CHALLENGES -
[1] Decide whether each statement below agrees with the passage about zooming into cubes. Answer yes or no for each, quoting the deciding words of the passage exactly.
(a) Each of the smallest cubes has sides of 10^{-6} m.
(b) The total number of the smallest cubes is 10^{27}.
(c) The writer finds it easy to hold several levels of zooming in mind at once.
[2] In the passage about zooming into cubes, rewrite the paragraph beginning "Now, 10^{18} really is quite a large number" as a short list that keeps its main facts.
[3] Carry on the passage about zooming into cubes from its last sentence, adding a paragraph or two in the same style.

PASSAGE GIVEN -

Mental zooming in and out is the key to getting a handle on bigger numbers. It’s hard to hold more than one level of zooming in your head at a time (at least for me!), so before we take the next step, you should do a bit of zooming around your billion cube.

All zoomed out? OK, let’s continue.

Suppose we imagine zooming in to one of the little cubes of our 1000 × 1000 × 1000 cube. Then zoom in some more, and imagine that each of those little cubes is a copy of the big cube, i.e. that each of the billion millimetre cubes is itself a 1000 × 1000 × 1000 cube (with each side being 1µm, 10^{-6}m).

How many of the smallest cubes are there? Well, there are 10^{9} millimetre cubes in our original metre cube, and we’re now saying that each of those millimetre cubes is itself composed of 10^{9} sub-cubes. That means that there are 10^{9} × 10^{9} = 10^{18} of the tiny cubes.

Now, 10^{18} really is quite a large number, so let’s stop to think about it carefully. Although we’re really dealing with three levels of sizes here (our one metre cube, the billion millimetre cubes and the billion billion micrometre cubes), the self-similarity between the embedding of the millimetre cubes in the metre cube and the embedding of the micrometre cubes in each millimetre cube allows us to use the same mental template to represent both scales of zooming. I can form a clear image in my mind of what the one billion cube looks like (one cubic metre broken up as cubic millimetres), and I can then hold that image in my mind alongside a zoomed in version of one of those millimetre cubes.

It takes a little practice, but if you sit staring into the middle distance visualising your cubes of cubes of cubes long enough, you can start to get an inkling of what 10^{18} of something looks like.

MATERIAL -
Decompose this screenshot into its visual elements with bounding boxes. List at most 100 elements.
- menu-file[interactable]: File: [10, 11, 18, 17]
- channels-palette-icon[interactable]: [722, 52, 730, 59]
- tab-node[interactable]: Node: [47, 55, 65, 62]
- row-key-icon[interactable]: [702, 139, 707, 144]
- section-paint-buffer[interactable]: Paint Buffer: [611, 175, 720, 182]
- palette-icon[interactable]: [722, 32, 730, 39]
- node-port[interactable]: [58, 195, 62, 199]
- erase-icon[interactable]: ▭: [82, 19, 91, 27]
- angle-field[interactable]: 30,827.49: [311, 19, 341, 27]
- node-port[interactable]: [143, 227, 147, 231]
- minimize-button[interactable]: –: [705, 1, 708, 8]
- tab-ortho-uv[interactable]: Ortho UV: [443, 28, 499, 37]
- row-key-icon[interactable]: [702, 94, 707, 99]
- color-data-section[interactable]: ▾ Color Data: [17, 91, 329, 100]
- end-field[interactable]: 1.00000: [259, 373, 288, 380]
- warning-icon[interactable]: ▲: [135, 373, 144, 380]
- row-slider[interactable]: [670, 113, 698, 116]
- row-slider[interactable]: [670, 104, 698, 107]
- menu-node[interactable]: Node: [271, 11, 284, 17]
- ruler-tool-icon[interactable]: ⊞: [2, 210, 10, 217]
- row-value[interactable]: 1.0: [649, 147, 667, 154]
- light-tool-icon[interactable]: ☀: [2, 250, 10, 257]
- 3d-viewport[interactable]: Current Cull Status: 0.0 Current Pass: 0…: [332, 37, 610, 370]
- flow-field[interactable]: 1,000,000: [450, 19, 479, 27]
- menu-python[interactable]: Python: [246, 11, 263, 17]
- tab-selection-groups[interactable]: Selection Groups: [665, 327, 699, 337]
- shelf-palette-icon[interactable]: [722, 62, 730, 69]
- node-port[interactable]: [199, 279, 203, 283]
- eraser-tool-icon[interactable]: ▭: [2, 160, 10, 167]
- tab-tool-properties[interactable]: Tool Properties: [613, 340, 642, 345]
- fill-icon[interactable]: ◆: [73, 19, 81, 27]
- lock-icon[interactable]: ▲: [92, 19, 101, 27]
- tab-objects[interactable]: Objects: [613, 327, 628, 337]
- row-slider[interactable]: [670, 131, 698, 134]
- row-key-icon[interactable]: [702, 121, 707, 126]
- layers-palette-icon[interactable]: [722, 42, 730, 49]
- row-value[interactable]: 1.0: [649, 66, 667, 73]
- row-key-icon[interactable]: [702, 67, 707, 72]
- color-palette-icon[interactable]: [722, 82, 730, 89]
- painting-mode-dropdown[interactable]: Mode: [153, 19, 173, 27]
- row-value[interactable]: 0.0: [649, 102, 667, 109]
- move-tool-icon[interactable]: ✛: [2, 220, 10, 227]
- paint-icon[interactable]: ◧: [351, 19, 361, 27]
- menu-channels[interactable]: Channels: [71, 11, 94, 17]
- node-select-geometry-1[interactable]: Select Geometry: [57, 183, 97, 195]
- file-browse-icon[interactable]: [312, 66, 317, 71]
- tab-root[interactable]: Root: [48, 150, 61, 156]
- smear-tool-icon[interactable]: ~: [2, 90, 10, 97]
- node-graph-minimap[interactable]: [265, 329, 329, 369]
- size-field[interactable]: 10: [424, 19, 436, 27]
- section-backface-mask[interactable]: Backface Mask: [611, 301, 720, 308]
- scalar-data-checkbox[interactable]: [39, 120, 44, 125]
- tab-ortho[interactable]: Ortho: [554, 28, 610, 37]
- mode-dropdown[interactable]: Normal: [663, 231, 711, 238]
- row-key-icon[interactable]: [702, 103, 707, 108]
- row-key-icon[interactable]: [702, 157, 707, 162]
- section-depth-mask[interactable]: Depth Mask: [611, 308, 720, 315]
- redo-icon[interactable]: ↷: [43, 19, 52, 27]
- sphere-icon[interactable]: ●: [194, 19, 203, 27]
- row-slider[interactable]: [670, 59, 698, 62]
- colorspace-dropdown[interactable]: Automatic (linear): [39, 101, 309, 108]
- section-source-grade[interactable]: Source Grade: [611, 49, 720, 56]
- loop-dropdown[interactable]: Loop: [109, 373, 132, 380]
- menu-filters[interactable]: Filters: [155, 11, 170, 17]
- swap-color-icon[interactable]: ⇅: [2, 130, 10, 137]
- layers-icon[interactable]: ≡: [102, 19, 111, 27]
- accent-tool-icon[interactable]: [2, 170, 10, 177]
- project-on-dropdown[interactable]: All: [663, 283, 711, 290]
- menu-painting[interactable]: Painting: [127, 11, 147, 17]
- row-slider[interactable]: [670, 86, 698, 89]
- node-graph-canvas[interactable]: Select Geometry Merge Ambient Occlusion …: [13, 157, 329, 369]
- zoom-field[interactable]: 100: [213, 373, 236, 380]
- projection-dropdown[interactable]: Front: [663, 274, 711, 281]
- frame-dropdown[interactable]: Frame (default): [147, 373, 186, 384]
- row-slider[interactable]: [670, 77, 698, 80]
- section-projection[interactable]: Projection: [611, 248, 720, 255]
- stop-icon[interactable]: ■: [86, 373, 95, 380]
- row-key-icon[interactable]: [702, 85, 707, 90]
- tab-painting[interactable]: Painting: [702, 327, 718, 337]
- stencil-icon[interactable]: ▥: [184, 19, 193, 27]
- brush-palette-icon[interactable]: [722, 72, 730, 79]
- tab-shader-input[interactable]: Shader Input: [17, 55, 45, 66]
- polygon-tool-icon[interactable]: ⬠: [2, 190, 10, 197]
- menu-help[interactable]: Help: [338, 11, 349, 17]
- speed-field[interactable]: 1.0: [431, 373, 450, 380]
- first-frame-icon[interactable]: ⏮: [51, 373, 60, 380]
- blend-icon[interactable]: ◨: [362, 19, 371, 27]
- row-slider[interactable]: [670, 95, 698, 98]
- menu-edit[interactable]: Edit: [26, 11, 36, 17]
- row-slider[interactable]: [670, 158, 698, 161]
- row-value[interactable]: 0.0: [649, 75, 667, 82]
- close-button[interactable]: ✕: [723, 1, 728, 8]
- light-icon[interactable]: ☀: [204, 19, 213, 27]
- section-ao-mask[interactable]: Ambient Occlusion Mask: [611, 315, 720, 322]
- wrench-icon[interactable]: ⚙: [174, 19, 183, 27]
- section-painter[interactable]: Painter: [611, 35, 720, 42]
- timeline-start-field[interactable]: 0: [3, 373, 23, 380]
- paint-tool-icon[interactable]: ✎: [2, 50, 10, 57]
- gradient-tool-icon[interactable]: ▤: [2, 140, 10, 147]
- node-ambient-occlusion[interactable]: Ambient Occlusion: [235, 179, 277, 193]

IN RESPONSE -
[1]
(a) Yes: "with each side being 1µm, 10^{-6}m"
(b) No: "there are 10^{9} × 10^{9} = 10^{18} of the tiny cubes"
(c) No: "It’s hard to hold more than one level of zooming in your head at a time"

[2]
- 10^{18} is a very large number and needs careful thought.
- Three levels of size are involved: the one metre cube, the billion millimetre cubes and the billion billion micrometre cubes.
- Millimetre cubes sit in the metre cube the same way micrometre cubes sit in each millimetre cube, so one mental template can represent both scales of zooming.
- The writer can picture the billion cube (one cubic metre broken into cubic millimetres) and hold it alongside a zoomed-in version of one millimetre cube.

[3]
Buoyed by our success, we might think about replacing each of our 10^{18} micrometre cubes with copies of our billion cube. That would give us 10^{18} × 10^{9} = 10^{27} *really* small cubes (each 10^{-9}m = 1 nanometre) on a side. Now that’s a *BIG* number! However, I have to confess that this doesn’t work for me. The “duplication scaling” trick works for only one level for me–I can’t keep a mental grasp on the original one metre cube, the billion millimetre cubes, one of the 10^{18} micrometre cubes and its constituent nanometre cubes all at once.

## Avogadro’s number

Let’s try something else. Let’s try to visualise Avogadro’s number. This is about 6 × 10^{23}, but let’s approximate it to an order of magnitude as 10^{24}. Why think about Avogadro’s number? It’s really determined by an arbitrary choice of units: it’s the number of particles in one mole of a given substance, so it’s not really anything more than a way of defining what a mole is. So why bother thinking about it? Well, it’s a number that makes a very clear connection between the macroscopic world of “everyday things” and the microscopic world of atoms and molecules. For instance, one mole of water is 18 grammes, which would more or less fill a medium sized test tube. That means that a test tube of water contains about 6 × 10^{23} (or for our purposes, 10^{24}) molecules of water. So if we could build a mental picture of how big Avogadro’s number is, we might be able to develop some intuition on how big a water molecule is.

Now, 10^{24} = 10^{18} × 10^{6}, so we’re somehow going to need to visualise one million of our nested 10^{18} cubes. As I said before, I have trouble doing more than two levels of zooming in–the nested billions to give the 10^{18} cube is about all my poor little brain can handle. However, I find that something interesting happens if I try zooming *out* instead of in. I can keep a level of “out” along with my two levels of “in”.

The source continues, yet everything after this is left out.